Exercise goal:
Can you write out the whole listing exactly?

Given data:
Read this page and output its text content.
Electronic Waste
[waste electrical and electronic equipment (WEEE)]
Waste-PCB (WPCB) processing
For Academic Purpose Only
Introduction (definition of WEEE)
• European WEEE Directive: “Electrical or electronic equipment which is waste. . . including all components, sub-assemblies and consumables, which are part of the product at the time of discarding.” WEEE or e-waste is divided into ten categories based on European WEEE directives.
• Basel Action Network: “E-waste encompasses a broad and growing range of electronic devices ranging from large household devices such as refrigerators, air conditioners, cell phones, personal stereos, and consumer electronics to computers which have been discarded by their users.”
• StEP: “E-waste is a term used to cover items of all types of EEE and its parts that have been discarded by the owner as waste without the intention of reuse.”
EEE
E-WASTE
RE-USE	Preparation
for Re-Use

The result:
Read this page and output its text content.
Electronic Waste
[waste electrical and electronic equipment (WEEE)]
Waste-PCB (WPCB) processing
For Academic Purpose Only
Introduction (definition of WEEE)
• European WEEE Directive: “Electrical or electronic equipment which is waste. . . including all components, sub-assemblies and consumables, which are part of the product at the time of discarding.” WEEE or e-waste is divided into ten categories based on European WEEE directives.
• Basel Action Network: “E-waste encompasses a broad and growing range of electronic devices ranging from large household devices such as refrigerators, air conditioners, cell phones, personal stereos, and consumer electronics to computers which have been discarded by their users.”
• StEP: “E-waste is a term used to cover items of all types of EEE and its parts that have been discarded by the owner as waste without the intention of reuse.”
EEE
E-WASTE
RE-USE	Preparation
for Re-Use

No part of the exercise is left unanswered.